PASSAGE PROVIDED:
----------
Quiet morning


I’m about to go off to the local clinic for a visit with a specialist, who’s going to figure out all the things wrong with me. It could take days, weeks, or months, who knows…but if I don’t make it back this afternoon, just figure I gave up and have donated my body to science.


That went unexpectedly well. I’m in good shape, the infection that was making me miserable is clearing up, I’m not getting shipped off to the body farm just yet.

Comments

  1. birgerjohansson says

    Best wishes…unless it turns out your troubles are caused by a *really* interesting parasitic organism, in which case the host is the expendable unit.

  2. Rolan le Gargéac says

    An onion ‘n bacon tarte will be immolated in the fire and then rituellement consumèd to entreat Cthulhu to cast his benevolent, (and frankly a bit sticky) tentacles over thee in thy time of travail !

    P.S. I was going to ask Shub’Niggurath as well but he’s buggered off down the P.M.U. for a game of pool. Sorry.

  3. Anthony K says

    Here’s hoping your issues are easily diagnosed and even more easily treated, PZ.

    (I was just diagnosed with severe apnea, and I’ve been using a CPAP machine for just over a week now. My quality of life has improved substantially in that time, and it’s still improving. It took some time for apnea to appear on my doctor’s radar, but when it finally did and I saw a specialist and got decked out with a machine—just wow.)

  4. Kevin Kehres says

    I hope it’s diagnosable and easily treatable.

    I keep going through the “it’s not that, maybe this” thing. Batteries of tests that basically find nothing.

    There’s a reason why they call it the “art of medicine”. Because the “science” of medicine at the individual patient level pretty much boils down to guessing and wishful thinking.
----------
INFORMATION PROVIDED:
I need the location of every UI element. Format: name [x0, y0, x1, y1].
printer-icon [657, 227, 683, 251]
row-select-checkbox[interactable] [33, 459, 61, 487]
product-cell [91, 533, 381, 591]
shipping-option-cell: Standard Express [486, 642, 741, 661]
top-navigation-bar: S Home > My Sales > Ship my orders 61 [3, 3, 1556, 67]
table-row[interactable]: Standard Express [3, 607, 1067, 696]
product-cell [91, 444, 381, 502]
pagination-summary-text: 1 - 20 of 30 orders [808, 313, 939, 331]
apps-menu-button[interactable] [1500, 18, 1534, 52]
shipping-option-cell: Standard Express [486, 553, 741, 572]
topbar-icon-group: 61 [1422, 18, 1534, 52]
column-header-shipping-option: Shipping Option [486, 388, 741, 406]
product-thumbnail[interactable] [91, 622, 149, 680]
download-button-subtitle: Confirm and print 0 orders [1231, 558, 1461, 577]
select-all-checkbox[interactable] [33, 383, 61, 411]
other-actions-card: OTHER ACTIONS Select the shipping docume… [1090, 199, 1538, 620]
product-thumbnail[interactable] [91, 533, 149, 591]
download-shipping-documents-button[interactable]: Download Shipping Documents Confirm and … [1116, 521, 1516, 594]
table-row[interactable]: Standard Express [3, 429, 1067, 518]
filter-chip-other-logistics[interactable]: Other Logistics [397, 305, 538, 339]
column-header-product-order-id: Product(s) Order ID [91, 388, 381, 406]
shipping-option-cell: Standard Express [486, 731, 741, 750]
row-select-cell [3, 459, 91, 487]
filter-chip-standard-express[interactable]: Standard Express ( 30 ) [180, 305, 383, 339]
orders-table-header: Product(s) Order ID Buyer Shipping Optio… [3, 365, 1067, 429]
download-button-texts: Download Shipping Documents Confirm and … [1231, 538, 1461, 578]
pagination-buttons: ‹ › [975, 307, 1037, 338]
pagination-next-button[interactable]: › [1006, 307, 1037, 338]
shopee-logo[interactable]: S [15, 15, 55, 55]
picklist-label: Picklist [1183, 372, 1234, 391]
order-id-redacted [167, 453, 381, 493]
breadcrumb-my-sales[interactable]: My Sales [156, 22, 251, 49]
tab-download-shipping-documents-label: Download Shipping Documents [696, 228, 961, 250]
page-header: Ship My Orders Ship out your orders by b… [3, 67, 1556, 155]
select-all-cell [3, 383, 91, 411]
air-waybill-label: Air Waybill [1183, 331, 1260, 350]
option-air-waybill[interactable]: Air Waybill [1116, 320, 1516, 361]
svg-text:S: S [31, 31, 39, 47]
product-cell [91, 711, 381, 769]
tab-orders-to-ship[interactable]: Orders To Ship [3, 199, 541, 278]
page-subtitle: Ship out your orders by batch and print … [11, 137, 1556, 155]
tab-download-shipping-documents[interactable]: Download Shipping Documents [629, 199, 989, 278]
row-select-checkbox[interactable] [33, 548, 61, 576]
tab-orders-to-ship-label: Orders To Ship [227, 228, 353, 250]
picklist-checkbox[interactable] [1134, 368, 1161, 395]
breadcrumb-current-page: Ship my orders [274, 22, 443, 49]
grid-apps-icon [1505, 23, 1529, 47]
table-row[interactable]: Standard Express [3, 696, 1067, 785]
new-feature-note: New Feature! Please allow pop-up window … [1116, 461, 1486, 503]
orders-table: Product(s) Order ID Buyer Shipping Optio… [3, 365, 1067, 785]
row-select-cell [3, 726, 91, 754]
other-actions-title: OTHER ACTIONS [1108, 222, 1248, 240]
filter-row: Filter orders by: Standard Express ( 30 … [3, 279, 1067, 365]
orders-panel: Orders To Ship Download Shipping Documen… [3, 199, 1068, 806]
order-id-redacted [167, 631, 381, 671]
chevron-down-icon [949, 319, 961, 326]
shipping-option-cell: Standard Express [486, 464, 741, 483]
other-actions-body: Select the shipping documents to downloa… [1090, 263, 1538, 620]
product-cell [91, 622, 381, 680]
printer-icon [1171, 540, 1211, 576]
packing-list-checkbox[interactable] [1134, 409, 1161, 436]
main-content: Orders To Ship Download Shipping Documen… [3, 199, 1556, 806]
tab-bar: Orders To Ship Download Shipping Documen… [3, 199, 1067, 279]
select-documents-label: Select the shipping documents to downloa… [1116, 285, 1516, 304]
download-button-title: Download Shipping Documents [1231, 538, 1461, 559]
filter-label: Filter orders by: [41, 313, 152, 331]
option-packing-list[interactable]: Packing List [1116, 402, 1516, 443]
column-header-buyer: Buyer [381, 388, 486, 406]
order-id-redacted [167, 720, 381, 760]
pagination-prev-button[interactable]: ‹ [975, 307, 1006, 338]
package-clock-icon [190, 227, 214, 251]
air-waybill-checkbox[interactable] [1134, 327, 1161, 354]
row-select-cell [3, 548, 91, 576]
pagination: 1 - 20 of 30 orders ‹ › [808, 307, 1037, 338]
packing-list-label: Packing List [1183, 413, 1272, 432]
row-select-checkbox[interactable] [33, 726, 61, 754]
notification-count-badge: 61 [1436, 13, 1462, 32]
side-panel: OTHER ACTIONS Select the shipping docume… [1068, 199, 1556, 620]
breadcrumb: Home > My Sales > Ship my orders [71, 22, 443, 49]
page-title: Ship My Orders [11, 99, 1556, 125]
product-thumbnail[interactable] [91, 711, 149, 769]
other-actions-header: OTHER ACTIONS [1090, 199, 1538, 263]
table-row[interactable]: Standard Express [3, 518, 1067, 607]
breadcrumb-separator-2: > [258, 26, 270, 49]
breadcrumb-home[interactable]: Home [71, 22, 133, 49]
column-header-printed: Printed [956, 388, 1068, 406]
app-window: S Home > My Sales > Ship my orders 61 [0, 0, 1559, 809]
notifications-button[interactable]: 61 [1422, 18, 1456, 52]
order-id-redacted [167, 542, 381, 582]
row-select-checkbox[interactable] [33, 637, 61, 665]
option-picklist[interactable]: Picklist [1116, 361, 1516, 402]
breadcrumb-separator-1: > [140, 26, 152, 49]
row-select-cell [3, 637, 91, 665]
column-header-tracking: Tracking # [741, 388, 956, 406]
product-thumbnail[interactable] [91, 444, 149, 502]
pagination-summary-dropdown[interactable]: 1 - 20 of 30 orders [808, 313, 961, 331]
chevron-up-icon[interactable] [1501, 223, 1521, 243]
----------
DIRECTIONS: Continue the clinic-visit post and its comment thread from the point where it stops.

ANSWER SECTION:
  5. blf says

    … I gave up and have donated my body to science.

    There’s only c.15 BSL-4 labs in USAlienstan, none of which are in (or too near?) Morris. Hence, they probably have to incinerate the donation, specialist, and surrounding buildings (“nuke from orbit” perhaps isn’t required, however). That would be unfortunate, since PZedola is a fascinating condition, with multiple tentacles and other exceptionally unusual symptoms.

  6. Artor says

    Soylent Green is PZ! Seriously though, asking someone to list everything wrong with you sounds like the makings of an epic Congressional filibuster. 72 hours straight anyone?

  7. Intaglio says

    I have rattled a kitchen drawer and offered the ritual prayer “How can it close on the damned thing but not open with it? Who bought this? Do we ever use it?” to wish you the best.

    Later I will also fry some sausages so that Offler may indulge in the “sausagicity” of them whilst I partake, without pleasure, in the de-spiritualised remnants.

  8. Markita Lynda—threadrupt says

    Anthony K wrote

    I was just diagnosed with severe apnea….

    I’m very glad to hear you are getting this treated, Anthony K. May you continue to improve.

    I attended a lecture about this a few days ago, so here are my notes.

    Know the symptoms of sleep apnea! Even doctors miss this condition. The average lag between development of sleep apnea and its diagnosis is ten years.

    Symptoms are:
    * dry throat on waking
    * unplanned sleep during the day (falling asleep in meetings, at the wheel, etc.)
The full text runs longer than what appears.